» **Your objective**
Render the data as a Markdown table with the columns Row and Line, taking everything from the line containing "- Text: :: :: [290, 258, 296, 276]" down to the line containing "- Text: INTRÍNSECAS: INTRÍNSECAS: [277, 52, 443, 72]", with both ends included. Put a row number beside each line and omit blank lines.

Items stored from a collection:
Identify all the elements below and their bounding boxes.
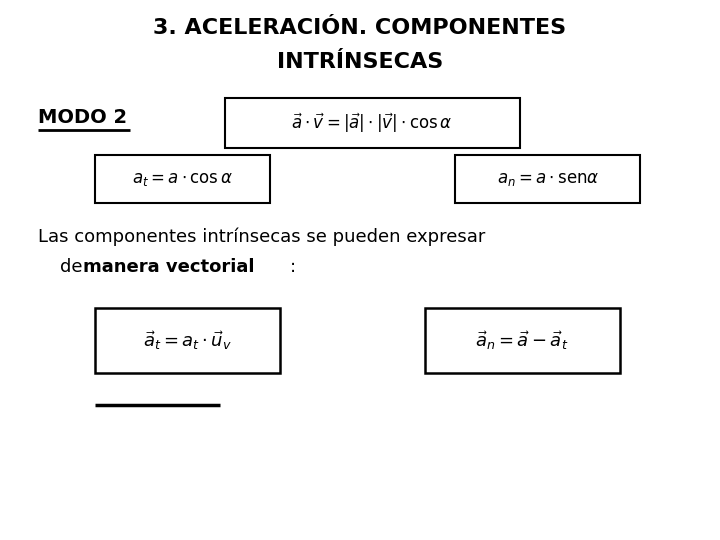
- Text: :: :: [290, 258, 296, 276]
- FancyBboxPatch shape: [425, 308, 620, 373]
- Text: $a_t = a\cdot\cos\alpha$: $a_t = a\cdot\cos\alpha$: [132, 170, 233, 188]
- Text: $a_n = a\cdot\mathrm{sen}\alpha$: $a_n = a\cdot\mathrm{sen}\alpha$: [497, 170, 599, 188]
- FancyBboxPatch shape: [95, 155, 270, 203]
- Text: MODO 2: MODO 2: [38, 108, 127, 127]
- Text: INTRÍNSECAS: INTRÍNSECAS: [277, 52, 443, 72]
- Text: Las componentes intrínsecas se pueden expresar: Las componentes intrínsecas se pueden ex…: [38, 228, 485, 246]
- FancyBboxPatch shape: [455, 155, 640, 203]
- Text: manera vectorial: manera vectorial: [83, 258, 254, 276]
- Text: de: de: [60, 258, 89, 276]
- Text: $\vec{a}_n = \vec{a} - \vec{a}_t$: $\vec{a}_n = \vec{a} - \vec{a}_t$: [475, 329, 569, 353]
- FancyBboxPatch shape: [95, 308, 280, 373]
- FancyBboxPatch shape: [225, 98, 520, 148]
- Text: $\vec{a}\cdot\vec{v}=|\vec{a}|\cdot|\vec{v}|\cdot\cos\alpha$: $\vec{a}\cdot\vec{v}=|\vec{a}|\cdot|\vec…: [291, 111, 453, 135]
- Text: $\vec{a}_t = a_t\cdot\vec{u}_v$: $\vec{a}_t = a_t\cdot\vec{u}_v$: [143, 329, 233, 353]
- Text: 3. ACELERACIÓN. COMPONENTES: 3. ACELERACIÓN. COMPONENTES: [153, 18, 567, 38]
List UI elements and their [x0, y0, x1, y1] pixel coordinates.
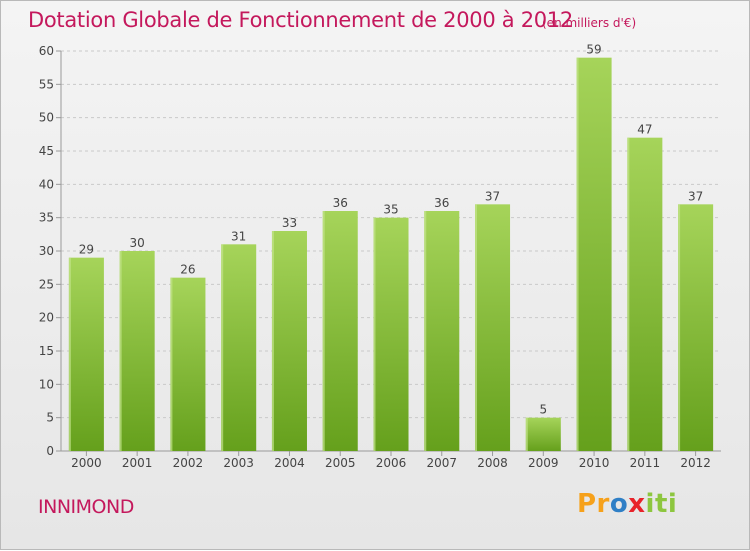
bar-2004	[271, 231, 307, 451]
y-tick-label: 30	[39, 244, 54, 258]
data-label: 36	[333, 196, 348, 210]
y-tick-label: 10	[39, 377, 54, 391]
bar-highlight	[678, 204, 681, 451]
bar-highlight	[271, 231, 274, 451]
bar-highlight	[576, 57, 579, 452]
bar-highlight	[322, 211, 325, 451]
chart-unit: (en milliers d'€)	[542, 16, 637, 30]
x-tick-label: 2006	[376, 456, 407, 470]
y-tick-label: 50	[39, 111, 54, 125]
logo-part: Pr	[577, 489, 610, 519]
bar-highlight	[424, 211, 427, 451]
bar-highlight	[119, 251, 122, 451]
x-tick-label: 2003	[223, 456, 254, 470]
data-label: 29	[79, 243, 94, 257]
x-tick-label: 2011	[630, 456, 661, 470]
x-tick-label: 2010	[579, 456, 610, 470]
x-tick-label: 2000	[71, 456, 102, 470]
chart-title: Dotation Globale de Fonctionnement de 20…	[28, 8, 573, 32]
bar-highlight	[373, 217, 376, 451]
data-label: 37	[485, 189, 500, 203]
y-tick-label: 5	[46, 411, 54, 425]
x-tick-label: 2012	[680, 456, 711, 470]
logo-part: o	[609, 489, 629, 519]
x-tick-label: 2005	[325, 456, 356, 470]
bar-highlight	[475, 204, 478, 451]
bar-2009	[525, 417, 561, 451]
proxiti-logo: Proxiti	[577, 489, 677, 519]
y-tick-label: 15	[39, 344, 54, 358]
bar-highlight	[68, 257, 71, 451]
data-label: 30	[130, 236, 145, 250]
data-label: 26	[180, 263, 195, 277]
bar-2002	[170, 277, 206, 451]
data-label: 33	[282, 216, 297, 230]
data-label: 35	[383, 203, 398, 217]
logo-part: iti	[645, 489, 678, 519]
data-label: 47	[637, 123, 652, 137]
bar-highlight	[221, 244, 224, 451]
commune-name: INNIMOND	[38, 496, 134, 518]
logo-part: x	[628, 489, 646, 519]
data-label: 31	[231, 229, 246, 243]
bar-2010	[576, 57, 612, 452]
data-label: 59	[586, 43, 601, 57]
data-label: 36	[434, 196, 449, 210]
y-tick-label: 45	[39, 144, 54, 158]
bar-2007	[424, 211, 460, 451]
y-tick-label: 55	[39, 77, 54, 91]
bar-2006	[373, 217, 409, 451]
bar-2005	[322, 211, 358, 451]
x-tick-label: 2009	[528, 456, 559, 470]
y-tick-label: 0	[46, 444, 54, 458]
bar-highlight	[525, 417, 528, 451]
x-tick-label: 2001	[122, 456, 153, 470]
bar-highlight	[627, 137, 630, 451]
bar-highlight	[170, 277, 173, 451]
bar-2003	[221, 244, 257, 451]
x-tick-label: 2002	[173, 456, 204, 470]
y-tick-label: 25	[39, 277, 54, 291]
data-label: 37	[688, 189, 703, 203]
y-tick-label: 40	[39, 177, 54, 191]
bar-2000	[68, 257, 104, 451]
x-tick-label: 2008	[477, 456, 508, 470]
data-label: 5	[539, 403, 547, 417]
x-tick-label: 2007	[426, 456, 457, 470]
bar-2001	[119, 251, 155, 451]
y-tick-label: 60	[39, 44, 54, 58]
bar-2011	[627, 137, 663, 451]
y-tick-label: 20	[39, 311, 54, 325]
x-tick-label: 2004	[274, 456, 305, 470]
bar-2008	[475, 204, 511, 451]
bar-2012	[678, 204, 714, 451]
y-tick-label: 35	[39, 211, 54, 225]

» **Final result**
| Row | Line |
|---|---|
| 1 | - Text: :: :: [290, 258, 296, 276] |
| 2 | - FancyBboxPatch shape: [425, 308, 620, 373] |
| 3 | - Text: $a_t = a\cdot\cos\alpha$: $a_t = a\cdot\cos\alpha$: [132, 170, 233, 188] |
| 4 | - Text: $a_n = a\cdot\mathrm{sen}\alpha$: $a_n = a\cdot\mathrm{sen}\alpha$: [497, 170, 599, 188] |
| 5 | - FancyBboxPatch shape: [95, 155, 270, 203] |
| 6 | - Text: MODO 2: MODO 2: [38, 108, 127, 127] |
| 7 | - Text: INTRÍNSECAS: INTRÍNSECAS: [277, 52, 443, 72] |